Go through the records and give each one again exactly.
☆ ☆ ☆ ☆ ☆ ☆ ☆
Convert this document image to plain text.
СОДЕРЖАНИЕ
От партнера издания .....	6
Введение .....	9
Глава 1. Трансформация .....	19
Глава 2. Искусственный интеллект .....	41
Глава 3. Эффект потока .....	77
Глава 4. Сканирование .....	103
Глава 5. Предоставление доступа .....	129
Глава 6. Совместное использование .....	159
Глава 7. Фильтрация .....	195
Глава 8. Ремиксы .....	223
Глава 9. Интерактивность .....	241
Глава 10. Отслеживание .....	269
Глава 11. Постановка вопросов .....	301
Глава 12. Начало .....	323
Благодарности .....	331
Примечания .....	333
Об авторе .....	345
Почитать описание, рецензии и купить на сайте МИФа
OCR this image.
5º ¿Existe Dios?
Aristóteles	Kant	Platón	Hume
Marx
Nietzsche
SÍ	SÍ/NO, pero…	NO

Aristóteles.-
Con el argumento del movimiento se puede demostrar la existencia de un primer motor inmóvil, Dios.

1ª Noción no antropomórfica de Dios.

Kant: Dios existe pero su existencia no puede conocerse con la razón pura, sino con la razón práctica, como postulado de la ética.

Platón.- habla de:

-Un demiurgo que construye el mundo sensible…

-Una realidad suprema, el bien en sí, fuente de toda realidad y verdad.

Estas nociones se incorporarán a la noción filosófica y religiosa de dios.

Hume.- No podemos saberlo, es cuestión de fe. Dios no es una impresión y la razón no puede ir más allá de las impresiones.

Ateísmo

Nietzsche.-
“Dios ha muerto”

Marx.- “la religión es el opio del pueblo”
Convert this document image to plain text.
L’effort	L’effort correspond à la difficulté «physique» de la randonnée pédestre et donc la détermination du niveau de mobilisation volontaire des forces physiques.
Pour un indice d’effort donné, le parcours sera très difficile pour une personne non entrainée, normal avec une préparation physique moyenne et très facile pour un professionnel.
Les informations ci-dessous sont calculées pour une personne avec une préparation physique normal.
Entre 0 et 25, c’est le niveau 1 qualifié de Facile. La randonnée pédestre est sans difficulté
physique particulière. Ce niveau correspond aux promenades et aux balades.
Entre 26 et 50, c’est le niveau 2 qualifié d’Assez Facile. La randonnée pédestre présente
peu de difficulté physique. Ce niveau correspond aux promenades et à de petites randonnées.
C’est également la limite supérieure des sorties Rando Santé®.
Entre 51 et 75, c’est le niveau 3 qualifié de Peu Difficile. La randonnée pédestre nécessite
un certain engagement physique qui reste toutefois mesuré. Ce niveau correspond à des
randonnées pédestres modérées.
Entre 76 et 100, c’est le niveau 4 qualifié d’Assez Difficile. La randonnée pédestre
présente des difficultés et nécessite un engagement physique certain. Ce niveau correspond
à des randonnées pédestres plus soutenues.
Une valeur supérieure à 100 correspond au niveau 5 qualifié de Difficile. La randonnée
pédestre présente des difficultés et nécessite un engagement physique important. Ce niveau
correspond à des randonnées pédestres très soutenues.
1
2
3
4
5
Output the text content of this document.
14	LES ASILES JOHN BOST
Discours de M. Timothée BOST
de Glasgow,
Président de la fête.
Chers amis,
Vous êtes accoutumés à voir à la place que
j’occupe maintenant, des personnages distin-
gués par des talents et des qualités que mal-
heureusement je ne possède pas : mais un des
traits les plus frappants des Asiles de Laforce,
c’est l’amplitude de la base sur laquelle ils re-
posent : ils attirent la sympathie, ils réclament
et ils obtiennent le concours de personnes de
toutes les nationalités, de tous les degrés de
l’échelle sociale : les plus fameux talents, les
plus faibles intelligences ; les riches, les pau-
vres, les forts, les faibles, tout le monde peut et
☆ ☆ ☆ ☆ ☆ ☆ ☆
* [Response below]:
Convert this document image to plain text.
СОДЕРЖАНИЕ
От партнера издания .....	6
Введение .....	9
Глава 1. Трансформация .....	19
Глава 2. Искусственный интеллект .....	41
Глава 3. Эффект потока .....	77
Глава 4. Сканирование .....	103
Глава 5. Предоставление доступа .....	129
Глава 6. Совместное использование .....	159
Глава 7. Фильтрация .....	195
Глава 8. Ремиксы .....	223
Глава 9. Интерактивность .....	241
Глава 10. Отслеживание .....	269
Глава 11. Постановка вопросов .....	301
Глава 12. Начало .....	323
Благодарности .....	331
Примечания .....	333
Об авторе .....	345
Почитать описание, рецензии и купить на сайте МИФа
OCR this image.
5º ¿Existe Dios?
Aristóteles	Kant	Platón	Hume
Marx
Nietzsche
SÍ	SÍ/NO, pero…	NO

Aristóteles.-
Con el argumento del movimiento se puede demostrar la existencia de un primer motor inmóvil, Dios.

1ª Noción no antropomórfica de Dios.

Kant: Dios existe pero su existencia no puede conocerse con la razón pura, sino con la razón práctica, como postulado de la ética.

Platón.- habla de:

-Un demiurgo que construye el mundo sensible…

-Una realidad suprema, el bien en sí, fuente de toda realidad y verdad.

Estas nociones se incorporarán a la noción filosófica y religiosa de dios.

Hume.- No podemos saberlo, es cuestión de fe. Dios no es una impresión y la razón no puede ir más allá de las impresiones.

Ateísmo

Nietzsche.-
“Dios ha muerto”

Marx.- “la religión es el opio del pueblo”
Convert this document image to plain text.
L’effort	L’effort correspond à la difficulté «physique» de la randonnée pédestre et donc la détermination du niveau de mobilisation volontaire des forces physiques.
Pour un indice d’effort donné, le parcours sera très difficile pour une personne non entrainée, normal avec une préparation physique moyenne et très facile pour un professionnel.
Les informations ci-dessous sont calculées pour une personne avec une préparation physique normal.
Entre 0 et 25, c’est le niveau 1 qualifié de Facile. La randonnée pédestre est sans difficulté
physique particulière. Ce niveau correspond aux promenades et aux balades.
Entre 26 et 50, c’est le niveau 2 qualifié d’Assez Facile. La randonnée pédestre présente
peu de difficulté physique. Ce niveau correspond aux promenades et à de petites randonnées.
C’est également la limite supérieure des sorties Rando Santé®.
Entre 51 et 75, c’est le niveau 3 qualifié de Peu Difficile. La randonnée pédestre nécessite
un certain engagement physique qui reste toutefois mesuré. Ce niveau correspond à des
randonnées pédestres modérées.
Entre 76 et 100, c’est le niveau 4 qualifié d’Assez Difficile. La randonnée pédestre
présente des difficultés et nécessite un engagement physique certain. Ce niveau correspond
à des randonnées pédestres plus soutenues.
Une valeur supérieure à 100 correspond au niveau 5 qualifié de Difficile. La randonnée
pédestre présente des difficultés et nécessite un engagement physique important. Ce niveau
correspond à des randonnées pédestres très soutenues.
1
2
3
4
5
Output the text content of this document.
14	LES ASILES JOHN BOST
Discours de M. Timothée BOST
de Glasgow,
Président de la fête.
Chers amis,
Vous êtes accoutumés à voir à la place que
j’occupe maintenant, des personnages distin-
gués par des talents et des qualités que mal-
heureusement je ne possède pas : mais un des
traits les plus frappants des Asiles de Laforce,
c’est l’amplitude de la base sur laquelle ils re-
posent : ils attirent la sympathie, ils réclament
et ils obtiennent le concours de personnes de
toutes les nationalités, de tous les degrés de
l’échelle sociale : les plus fameux talents, les
plus faibles intelligences ; les riches, les pau-
vres, les forts, les faibles, tout le monde peut et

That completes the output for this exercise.